[Source material start]
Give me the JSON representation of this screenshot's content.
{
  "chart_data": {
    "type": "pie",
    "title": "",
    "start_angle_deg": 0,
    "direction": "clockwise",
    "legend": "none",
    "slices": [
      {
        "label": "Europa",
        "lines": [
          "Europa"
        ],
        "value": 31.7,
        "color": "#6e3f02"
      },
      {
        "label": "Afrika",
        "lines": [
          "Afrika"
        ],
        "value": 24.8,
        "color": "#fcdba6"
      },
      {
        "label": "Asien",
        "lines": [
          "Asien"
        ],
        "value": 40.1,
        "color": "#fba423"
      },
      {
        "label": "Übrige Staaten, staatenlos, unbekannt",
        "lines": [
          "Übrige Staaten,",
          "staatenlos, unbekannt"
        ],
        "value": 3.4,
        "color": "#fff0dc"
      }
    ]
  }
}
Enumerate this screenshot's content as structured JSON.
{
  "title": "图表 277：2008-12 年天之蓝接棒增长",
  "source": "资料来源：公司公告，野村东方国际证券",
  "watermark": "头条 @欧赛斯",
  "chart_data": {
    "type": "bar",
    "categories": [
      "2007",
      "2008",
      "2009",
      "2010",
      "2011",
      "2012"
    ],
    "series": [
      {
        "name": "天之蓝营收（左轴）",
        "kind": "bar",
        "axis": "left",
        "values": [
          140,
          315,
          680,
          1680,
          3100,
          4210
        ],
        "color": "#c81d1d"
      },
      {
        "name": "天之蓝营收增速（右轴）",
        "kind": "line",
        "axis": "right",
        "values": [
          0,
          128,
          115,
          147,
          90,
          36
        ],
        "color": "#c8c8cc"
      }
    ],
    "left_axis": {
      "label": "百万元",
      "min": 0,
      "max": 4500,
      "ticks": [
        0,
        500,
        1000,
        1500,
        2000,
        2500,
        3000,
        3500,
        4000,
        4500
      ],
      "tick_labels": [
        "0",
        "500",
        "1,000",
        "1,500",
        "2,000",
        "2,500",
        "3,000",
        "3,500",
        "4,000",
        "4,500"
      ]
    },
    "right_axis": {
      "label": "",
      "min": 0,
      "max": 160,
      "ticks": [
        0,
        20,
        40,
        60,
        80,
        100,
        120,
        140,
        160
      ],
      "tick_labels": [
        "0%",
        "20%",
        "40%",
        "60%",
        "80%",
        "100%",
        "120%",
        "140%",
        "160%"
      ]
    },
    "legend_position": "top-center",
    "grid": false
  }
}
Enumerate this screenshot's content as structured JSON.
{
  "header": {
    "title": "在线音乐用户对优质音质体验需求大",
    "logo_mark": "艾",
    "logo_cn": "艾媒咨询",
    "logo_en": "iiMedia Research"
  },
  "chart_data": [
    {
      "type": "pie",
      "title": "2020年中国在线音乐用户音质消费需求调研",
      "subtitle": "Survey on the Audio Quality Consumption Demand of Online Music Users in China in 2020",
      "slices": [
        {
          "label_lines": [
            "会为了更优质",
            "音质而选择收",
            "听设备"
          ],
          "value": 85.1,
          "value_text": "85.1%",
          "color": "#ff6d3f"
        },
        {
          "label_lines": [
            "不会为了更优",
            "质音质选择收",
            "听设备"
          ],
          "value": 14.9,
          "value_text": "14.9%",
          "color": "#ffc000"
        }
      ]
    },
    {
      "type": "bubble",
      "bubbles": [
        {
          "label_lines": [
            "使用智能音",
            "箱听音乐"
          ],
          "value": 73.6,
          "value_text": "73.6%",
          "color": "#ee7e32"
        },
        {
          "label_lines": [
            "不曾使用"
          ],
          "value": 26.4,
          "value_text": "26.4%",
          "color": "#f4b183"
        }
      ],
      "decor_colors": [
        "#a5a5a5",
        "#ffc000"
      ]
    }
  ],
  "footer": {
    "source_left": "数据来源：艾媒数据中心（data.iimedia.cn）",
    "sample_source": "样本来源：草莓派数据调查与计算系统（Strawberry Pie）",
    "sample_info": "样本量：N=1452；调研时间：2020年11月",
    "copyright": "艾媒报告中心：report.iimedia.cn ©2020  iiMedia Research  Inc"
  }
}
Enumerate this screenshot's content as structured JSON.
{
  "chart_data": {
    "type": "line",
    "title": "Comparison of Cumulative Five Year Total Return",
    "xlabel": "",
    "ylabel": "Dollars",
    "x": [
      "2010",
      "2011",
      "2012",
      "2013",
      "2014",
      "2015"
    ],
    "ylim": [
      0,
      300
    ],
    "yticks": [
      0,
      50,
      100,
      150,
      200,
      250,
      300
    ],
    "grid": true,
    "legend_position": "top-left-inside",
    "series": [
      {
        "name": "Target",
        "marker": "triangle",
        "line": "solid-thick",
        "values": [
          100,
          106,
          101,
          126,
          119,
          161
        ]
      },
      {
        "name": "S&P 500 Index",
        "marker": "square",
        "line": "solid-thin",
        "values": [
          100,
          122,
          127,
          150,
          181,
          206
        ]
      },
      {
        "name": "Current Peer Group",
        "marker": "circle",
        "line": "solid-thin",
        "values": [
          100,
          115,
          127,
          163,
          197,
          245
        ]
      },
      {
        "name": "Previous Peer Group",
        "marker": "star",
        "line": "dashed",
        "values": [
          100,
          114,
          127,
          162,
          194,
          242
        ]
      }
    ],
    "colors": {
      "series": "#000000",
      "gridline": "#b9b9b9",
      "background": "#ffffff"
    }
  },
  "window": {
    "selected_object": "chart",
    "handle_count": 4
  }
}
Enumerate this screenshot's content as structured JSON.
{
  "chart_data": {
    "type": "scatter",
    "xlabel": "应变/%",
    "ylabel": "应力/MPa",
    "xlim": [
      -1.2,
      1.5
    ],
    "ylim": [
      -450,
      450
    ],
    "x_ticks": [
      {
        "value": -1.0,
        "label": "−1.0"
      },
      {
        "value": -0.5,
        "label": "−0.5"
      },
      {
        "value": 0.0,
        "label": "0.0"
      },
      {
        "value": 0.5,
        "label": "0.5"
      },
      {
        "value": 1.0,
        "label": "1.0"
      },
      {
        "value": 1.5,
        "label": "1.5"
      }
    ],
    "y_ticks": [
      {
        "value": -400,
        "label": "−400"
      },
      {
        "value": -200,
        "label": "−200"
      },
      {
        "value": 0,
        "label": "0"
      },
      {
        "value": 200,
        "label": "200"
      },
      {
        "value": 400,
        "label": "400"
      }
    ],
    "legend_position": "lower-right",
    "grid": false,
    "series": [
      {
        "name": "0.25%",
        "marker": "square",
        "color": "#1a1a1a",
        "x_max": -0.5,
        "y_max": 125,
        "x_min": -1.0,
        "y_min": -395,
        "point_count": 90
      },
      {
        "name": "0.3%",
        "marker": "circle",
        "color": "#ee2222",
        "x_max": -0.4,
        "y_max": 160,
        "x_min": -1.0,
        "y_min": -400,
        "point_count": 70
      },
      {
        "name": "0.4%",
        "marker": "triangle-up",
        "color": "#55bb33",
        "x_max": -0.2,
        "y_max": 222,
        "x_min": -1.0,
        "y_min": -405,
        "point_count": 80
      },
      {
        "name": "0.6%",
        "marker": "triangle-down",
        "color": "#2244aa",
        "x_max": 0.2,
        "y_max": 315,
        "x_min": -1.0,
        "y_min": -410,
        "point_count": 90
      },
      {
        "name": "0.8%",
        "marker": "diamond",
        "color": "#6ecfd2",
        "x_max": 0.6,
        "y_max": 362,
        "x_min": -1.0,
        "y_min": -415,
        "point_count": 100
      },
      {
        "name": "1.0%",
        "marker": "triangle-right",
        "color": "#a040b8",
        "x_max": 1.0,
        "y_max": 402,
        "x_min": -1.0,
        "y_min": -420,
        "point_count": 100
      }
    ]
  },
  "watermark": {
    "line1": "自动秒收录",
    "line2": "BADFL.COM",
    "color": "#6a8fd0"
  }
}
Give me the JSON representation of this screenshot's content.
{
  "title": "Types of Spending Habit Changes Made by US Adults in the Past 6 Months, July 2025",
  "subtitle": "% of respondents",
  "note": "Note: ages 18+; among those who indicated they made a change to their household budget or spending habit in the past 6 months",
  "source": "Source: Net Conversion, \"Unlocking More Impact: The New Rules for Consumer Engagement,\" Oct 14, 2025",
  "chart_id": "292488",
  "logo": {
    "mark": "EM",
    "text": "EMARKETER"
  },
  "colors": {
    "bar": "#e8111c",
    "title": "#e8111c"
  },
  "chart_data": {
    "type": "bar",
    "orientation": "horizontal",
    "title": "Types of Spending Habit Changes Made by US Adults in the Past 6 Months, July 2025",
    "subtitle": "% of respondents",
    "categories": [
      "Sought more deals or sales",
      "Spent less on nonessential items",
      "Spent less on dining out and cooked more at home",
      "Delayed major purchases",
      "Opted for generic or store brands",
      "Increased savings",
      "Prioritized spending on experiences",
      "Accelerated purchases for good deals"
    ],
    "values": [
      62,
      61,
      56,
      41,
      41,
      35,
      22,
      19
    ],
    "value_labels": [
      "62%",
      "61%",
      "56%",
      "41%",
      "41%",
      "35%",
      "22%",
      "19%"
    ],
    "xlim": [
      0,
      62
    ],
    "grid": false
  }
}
[Source material end]
▶ [Set exercise]: Copy the lines from the entries above in which the word "Übrige" appears.

▶ [Result of the exercise]:
        "label": "Übrige Staaten, staatenlos, unbekannt",
          "Übrige Staaten,",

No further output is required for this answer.